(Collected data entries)

※ ※ ※

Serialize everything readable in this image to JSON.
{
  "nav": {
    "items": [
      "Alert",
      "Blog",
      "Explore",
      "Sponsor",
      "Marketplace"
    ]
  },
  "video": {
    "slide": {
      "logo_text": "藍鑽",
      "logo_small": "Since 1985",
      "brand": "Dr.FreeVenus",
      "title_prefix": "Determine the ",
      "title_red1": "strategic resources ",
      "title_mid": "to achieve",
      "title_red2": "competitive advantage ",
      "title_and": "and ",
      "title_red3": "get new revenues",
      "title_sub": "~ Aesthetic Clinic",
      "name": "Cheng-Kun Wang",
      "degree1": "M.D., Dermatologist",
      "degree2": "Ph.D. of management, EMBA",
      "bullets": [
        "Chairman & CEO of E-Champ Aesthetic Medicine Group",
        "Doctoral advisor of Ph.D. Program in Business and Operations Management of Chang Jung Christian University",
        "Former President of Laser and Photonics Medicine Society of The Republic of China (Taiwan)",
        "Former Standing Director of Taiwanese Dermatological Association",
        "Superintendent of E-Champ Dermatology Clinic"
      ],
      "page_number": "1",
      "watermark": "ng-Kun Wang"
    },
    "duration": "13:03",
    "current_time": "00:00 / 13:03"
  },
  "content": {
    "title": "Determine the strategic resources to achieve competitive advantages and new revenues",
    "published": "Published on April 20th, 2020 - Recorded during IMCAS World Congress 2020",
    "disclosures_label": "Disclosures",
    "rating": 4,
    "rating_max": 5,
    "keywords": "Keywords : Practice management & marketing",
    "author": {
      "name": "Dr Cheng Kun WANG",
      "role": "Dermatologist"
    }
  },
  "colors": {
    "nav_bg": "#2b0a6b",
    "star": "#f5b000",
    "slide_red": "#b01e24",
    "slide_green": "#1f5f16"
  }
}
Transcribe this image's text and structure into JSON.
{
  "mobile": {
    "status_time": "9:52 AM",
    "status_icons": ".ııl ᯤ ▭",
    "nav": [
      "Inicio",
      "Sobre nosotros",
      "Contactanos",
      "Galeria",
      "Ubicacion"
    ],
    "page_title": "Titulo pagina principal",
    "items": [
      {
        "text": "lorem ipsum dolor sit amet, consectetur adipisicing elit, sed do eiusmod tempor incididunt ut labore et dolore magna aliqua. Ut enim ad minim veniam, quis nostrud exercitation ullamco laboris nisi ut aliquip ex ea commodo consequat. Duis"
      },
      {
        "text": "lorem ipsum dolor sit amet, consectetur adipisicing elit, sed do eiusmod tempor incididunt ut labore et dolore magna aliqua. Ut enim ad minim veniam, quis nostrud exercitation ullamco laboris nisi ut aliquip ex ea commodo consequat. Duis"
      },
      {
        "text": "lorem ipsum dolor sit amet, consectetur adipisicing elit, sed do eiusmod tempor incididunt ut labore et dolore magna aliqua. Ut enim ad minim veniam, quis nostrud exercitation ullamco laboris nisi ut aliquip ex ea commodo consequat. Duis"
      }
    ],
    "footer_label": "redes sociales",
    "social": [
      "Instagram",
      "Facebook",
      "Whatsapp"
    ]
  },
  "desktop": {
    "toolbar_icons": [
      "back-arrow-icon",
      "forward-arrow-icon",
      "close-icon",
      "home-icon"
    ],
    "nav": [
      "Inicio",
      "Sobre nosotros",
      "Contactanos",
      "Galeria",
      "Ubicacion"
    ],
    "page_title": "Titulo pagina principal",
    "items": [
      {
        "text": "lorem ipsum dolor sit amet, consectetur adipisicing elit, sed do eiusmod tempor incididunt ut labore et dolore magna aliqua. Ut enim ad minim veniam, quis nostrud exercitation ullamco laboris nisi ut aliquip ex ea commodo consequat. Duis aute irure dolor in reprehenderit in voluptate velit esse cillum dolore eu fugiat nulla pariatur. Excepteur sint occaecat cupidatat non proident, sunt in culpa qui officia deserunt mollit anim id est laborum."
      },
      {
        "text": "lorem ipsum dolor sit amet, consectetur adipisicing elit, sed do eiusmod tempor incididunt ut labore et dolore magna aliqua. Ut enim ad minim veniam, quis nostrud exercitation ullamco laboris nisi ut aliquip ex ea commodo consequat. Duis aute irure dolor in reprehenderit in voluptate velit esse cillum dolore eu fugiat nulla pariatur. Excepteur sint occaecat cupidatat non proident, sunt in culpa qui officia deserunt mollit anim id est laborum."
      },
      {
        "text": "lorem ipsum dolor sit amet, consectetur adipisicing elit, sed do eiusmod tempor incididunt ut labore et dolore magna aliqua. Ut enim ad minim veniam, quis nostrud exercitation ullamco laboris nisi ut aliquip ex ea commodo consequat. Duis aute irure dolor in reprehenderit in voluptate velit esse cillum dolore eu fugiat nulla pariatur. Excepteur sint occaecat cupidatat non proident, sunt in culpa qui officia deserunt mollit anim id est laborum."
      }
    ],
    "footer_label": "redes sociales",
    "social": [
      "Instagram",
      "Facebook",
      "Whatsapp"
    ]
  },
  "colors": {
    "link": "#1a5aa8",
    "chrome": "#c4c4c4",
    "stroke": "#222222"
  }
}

※ ※ ※

#### Directions for this task:
Pick out the lines that have the word "strategic". Copy them all.

#### Answer to the exercise:
      "title_red1": "strategic resources ",
    "title": "Determine the strategic resources to achieve competitive advantages and new revenues",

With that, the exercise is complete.